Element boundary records
= = = = =
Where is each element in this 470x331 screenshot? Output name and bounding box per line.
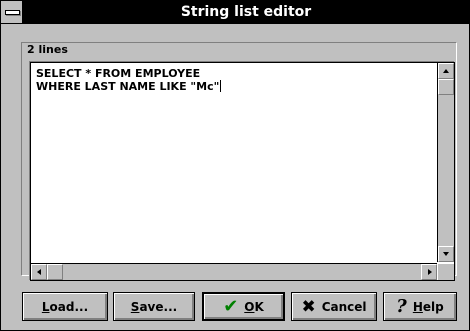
arrow-right-icon [428,269,432,275]
ok-button-label: OK [244,299,264,314]
cross-icon: ✖ [301,296,316,317]
system-menu-icon [5,10,20,15]
cancel-button[interactable]: ✖ Cancel [291,292,377,321]
horizontal-scrollbar[interactable] [31,263,437,280]
check-icon: ✔ [223,295,239,317]
help-button-label: Help [412,299,444,314]
question-mark-icon: ? [396,295,407,317]
load-button-label: Load... [41,299,89,314]
system-menu-button[interactable] [1,1,23,23]
scroll-down-button[interactable] [438,246,454,262]
help-button[interactable]: ? Help [383,292,457,321]
load-button[interactable]: Load... [22,292,108,321]
vertical-scroll-thumb[interactable] [438,79,454,95]
text-caret [220,80,222,92]
ok-button[interactable]: ✔ OK [202,292,285,321]
vertical-scrollbar[interactable] [437,63,454,262]
memo-text[interactable]: SELECT * FROM EMPLOYEE WHERE LAST NAME L… [36,67,222,93]
arrow-up-icon [443,69,449,73]
title-bar[interactable]: String list editor [1,1,469,24]
scrollbar-corner [438,264,454,280]
string-list-memo[interactable]: SELECT * FROM EMPLOYEE WHERE LAST NAME L… [30,62,455,281]
arrow-left-icon [37,269,41,275]
arrow-down-icon [443,252,449,256]
scroll-up-button[interactable] [438,63,454,79]
horizontal-scroll-thumb[interactable] [47,264,63,280]
memo-line-2: WHERE LAST NAME LIKE "Mc" [36,80,220,93]
memo-line-1: SELECT * FROM EMPLOYEE [36,67,201,80]
scroll-right-button[interactable] [421,264,437,280]
window-title: String list editor [180,4,312,20]
save-button-label: Save... [130,299,178,314]
string-list-editor-dialog: String list editor 2 lines SELECT * FROM… [0,0,470,331]
scroll-left-button[interactable] [31,264,47,280]
save-button[interactable]: Save... [113,292,195,321]
line-count-label: 2 lines [27,43,68,56]
cancel-button-label: Cancel [321,299,367,314]
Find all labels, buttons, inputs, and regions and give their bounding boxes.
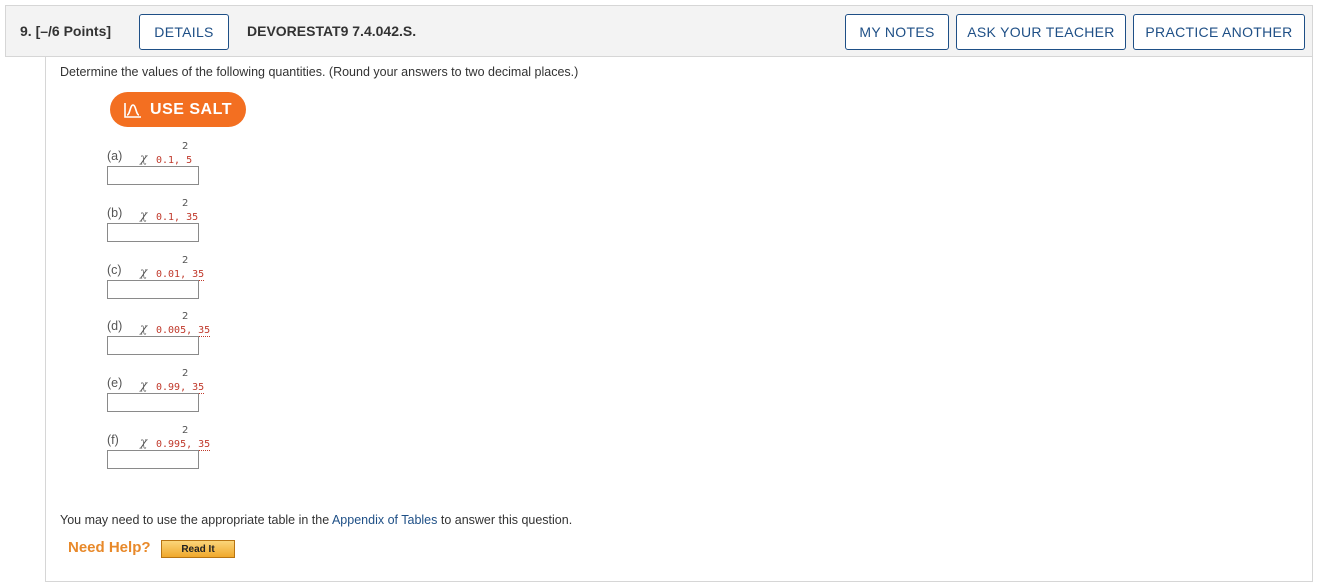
= = = = =
* [Exercise description]:
Rewrite all the items above with "screenshot" changed to "screen capture" and everything else kept the same, omitting the pictures.

* [Result for this task]:
Where is each element in this 470x331 screen capture? Output name and bounding box per line.
arrow-right-icon [428,269,432,275]
ok-button-label: OK [244,299,264,314]
cross-icon: ✖ [301,296,316,317]
system-menu-icon [5,10,20,15]
cancel-button[interactable]: ✖ Cancel [291,292,377,321]
horizontal-scrollbar[interactable] [31,263,437,280]
check-icon: ✔ [223,295,239,317]
help-button-label: Help [412,299,444,314]
question-mark-icon: ? [396,295,407,317]
load-button-label: Load... [41,299,89,314]
system-menu-button[interactable] [1,1,23,23]
scroll-down-button[interactable] [438,246,454,262]
help-button[interactable]: ? Help [383,292,457,321]
load-button[interactable]: Load... [22,292,108,321]
vertical-scroll-thumb[interactable] [438,79,454,95]
text-caret [220,80,222,92]
ok-button[interactable]: ✔ OK [202,292,285,321]
vertical-scrollbar[interactable] [437,63,454,262]
memo-text[interactable]: SELECT * FROM EMPLOYEE WHERE LAST NAME L… [36,67,222,93]
arrow-up-icon [443,69,449,73]
title-bar[interactable]: String list editor [1,1,469,24]
scrollbar-corner [438,264,454,280]
string-list-memo[interactable]: SELECT * FROM EMPLOYEE WHERE LAST NAME L… [30,62,455,281]
arrow-left-icon [37,269,41,275]
arrow-down-icon [443,252,449,256]
scroll-up-button[interactable] [438,63,454,79]
horizontal-scroll-thumb[interactable] [47,264,63,280]
memo-line-2: WHERE LAST NAME LIKE "Mc" [36,80,220,93]
memo-line-1: SELECT * FROM EMPLOYEE [36,67,201,80]
scroll-right-button[interactable] [421,264,437,280]
window-title: String list editor [180,4,312,20]
save-button-label: Save... [130,299,178,314]
string-list-editor-dialog: String list editor 2 lines SELECT * FROM… [0,0,470,331]
scroll-left-button[interactable] [31,264,47,280]
save-button[interactable]: Save... [113,292,195,321]
line-count-label: 2 lines [27,43,68,56]
cancel-button-label: Cancel [321,299,367,314]
Find all labels, buttons, inputs, and regions and give their bounding boxes.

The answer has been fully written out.